Stored items
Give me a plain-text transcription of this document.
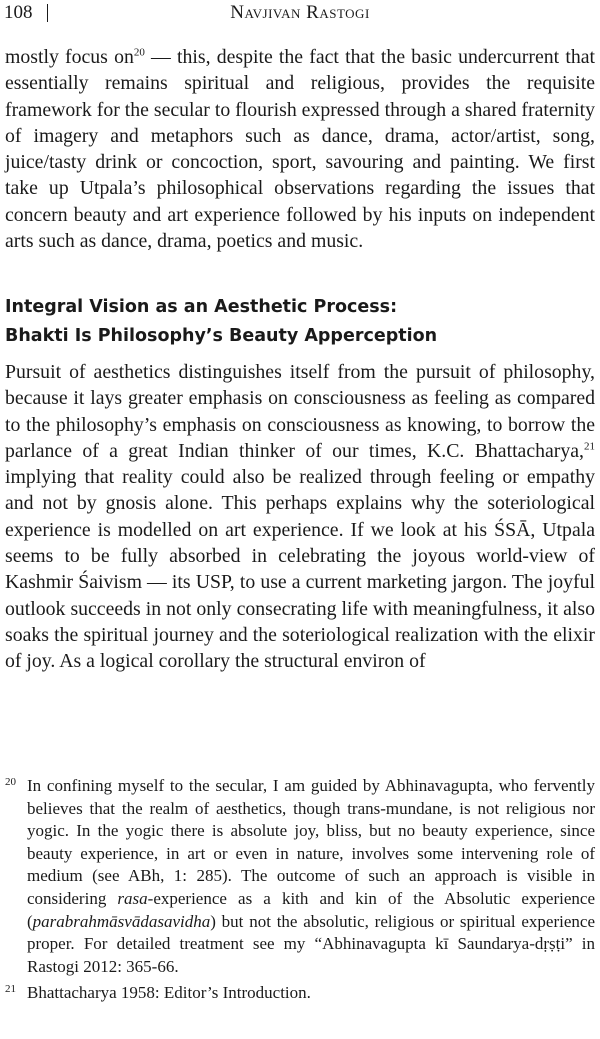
108	Navjivan Rastogi

mostly focus $on^{20}$ — this, despite the fact that the basic undercurrent that essentially remains spiritual and religious, provides the requisite framework for the secular to flourish expressed through a shared fraternity of imagery and metaphors such as dance, drama, actor/artist, song, juice/tasty drink or concoction, sport, savouring and painting. We first take up Utpala’s philosophical observations regarding the issues that concern beauty and art experience followed by his inputs on independent arts such as dance, drama, poetics and music.

Integral Vision as an Aesthetic Process:
Bhakti Is Philosophy’s Beauty Apperception

Pursuit of aesthetics distinguishes itself from the pursuit of philosophy, because it lays greater emphasis on consciousness as feeling as compared to the philosophy’s emphasis on consciousness as knowing, to borrow the parlance of a great Indian thinker of our times, K.C. Bhattacharya,$^{21}$ implying that reality could also be realized through feeling or empathy and not by gnosis alone. This perhaps explains why the soteriological experience is modelled on art experience. If we look at his ŚSĀ, Utpala seems to be fully absorbed in celebrating the joyous world-view of Kashmir Śaivism — its USP, to use a current marketing jargon. The joyful outlook succeeds in not only consecrating life with meaningfulness, it also soaks the spiritual journey and the soteriological realization with the elixir of joy. As a logical corollary the structural environ of

20 In confining myself to the secular, I am guided by Abhinavagupta, who fervently believes that the realm of aesthetics, though trans-mundane, is not religious nor yogic. In the yogic there is absolute joy, bliss, but no beauty experience, since beauty experience, in art or even in nature, involves some intervening role of medium (see ABh, 1: 285). The outcome of such an approach is visible in considering rasa-experience as a kith and kin of the Absolutic experience (parabrahmāsvādasavidha) but not the absolutic, religious or spiritual experience proper. For detailed treatment see my “Abhinavagupta kī Saundarya-dṛṣṭi” in Rastogi 2012: 365-66.

21 Bhattacharya 1958: Editor’s Introduction.
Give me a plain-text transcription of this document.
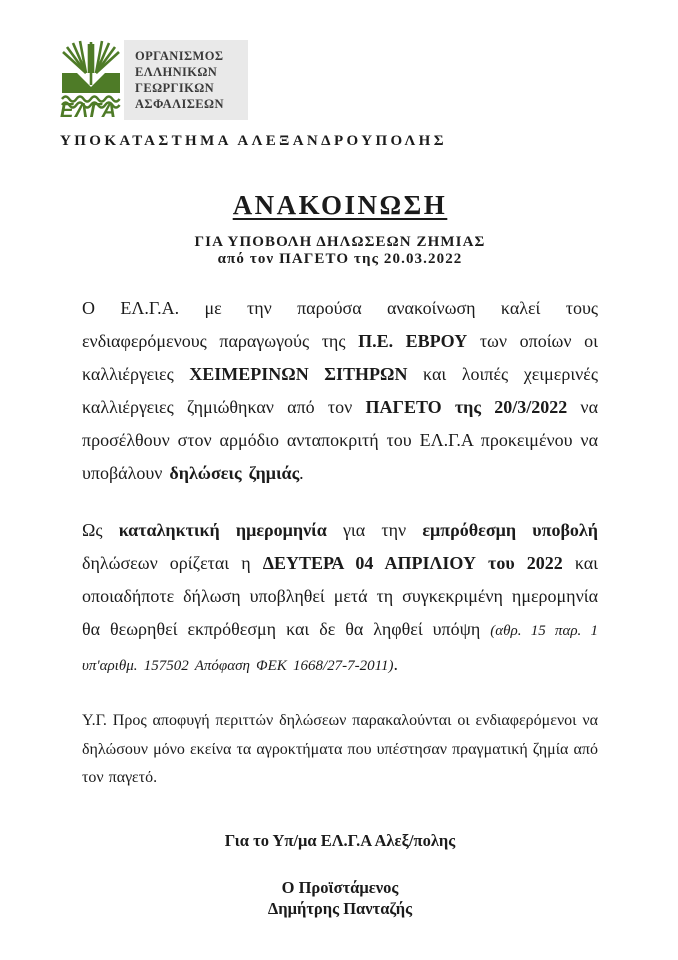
ΕΛΓΑ
ΟΡΓΑΝΙΣΜΟΣ
ΕΛΛΗΝΙΚΩΝ
ΓΕΩΡΓΙΚΩΝ
ΑΣΦΑΛΙΣΕΩΝ
ΥΠΟΚΑΤΑΣΤΗΜΑ ΑΛΕΞΑΝΔΡΟΥΠΟΛΗΣ
ΑΝΑΚΟΙΝΩΣΗ
ΓΙΑ ΥΠΟΒΟΛΗ ΔΗΛΩΣΕΩΝ ΖΗΜΙΑΣ
από τον ΠΑΓΕΤΟ της 20.03.2022

Ο ΕΛ.Γ.Α. με την παρούσα ανακοίνωση καλεί τους ενδιαφερόμενους παραγωγούς της Π.Ε. ΕΒΡΟΥ των οποίων οι καλλιέργειες ΧΕΙΜΕΡΙΝΩΝ ΣΙΤΗΡΩΝ και λοιπές χειμερινές καλλιέργειες ζημιώθηκαν από τον ΠΑΓΕΤΟ της 20/3/2022 να προσέλθουν στον αρμόδιο ανταποκριτή του ΕΛ.Γ.Α προκειμένου να υποβάλουν δηλώσεις ζημιάς.

Ως καταληκτική ημερομηνία για την εμπρόθεσμη υποβολή δηλώσεων ορίζεται η ΔΕΥΤΕΡΑ 04 ΑΠΡΙΛΙΟΥ του 2022 και οποιαδήποτε δήλωση υποβληθεί μετά τη συγκεκριμένη ημερομηνία θα θεωρηθεί εκπρόθεσμη και δε θα ληφθεί υπόψη (αθρ. 15 παρ. 1 υπ'αριθμ. 157502 Απόφαση ΦΕΚ 1668/27-7-2011).

Υ.Γ. Προς αποφυγή περιττών δηλώσεων παρακαλούνται οι ενδιαφερόμενοι να δηλώσουν μόνο εκείνα τα αγροκτήματα που υπέστησαν πραγματική ζημία από τον παγετό.

Για το Υπ/μα ΕΛ.Γ.Α Αλεξ/πολης
Ο Προϊστάμενος
Δημήτρης Πανταζής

The task
Select every line where the word "ΠΑΓΕΤΟ" occurs.

Finished task
από τον ΠΑΓΕΤΟ της 20.03.2022
Ο ΕΛ.Γ.Α. με την παρούσα ανακοίνωση καλεί τους ενδιαφερόμενους παραγωγούς της Π.Ε. ΕΒΡΟΥ των οποίων οι καλλιέργειες ΧΕΙΜΕΡΙΝΩΝ ΣΙΤΗΡΩΝ και λοιπές χειμερινές καλλιέργειες ζημιώθηκαν από τον ΠΑΓΕΤΟ της 20/3/2022 να προσέλθουν στον αρμόδιο ανταποκριτή του ΕΛ.Γ.Α προκειμένου να υποβάλουν δηλώσεις ζημιάς.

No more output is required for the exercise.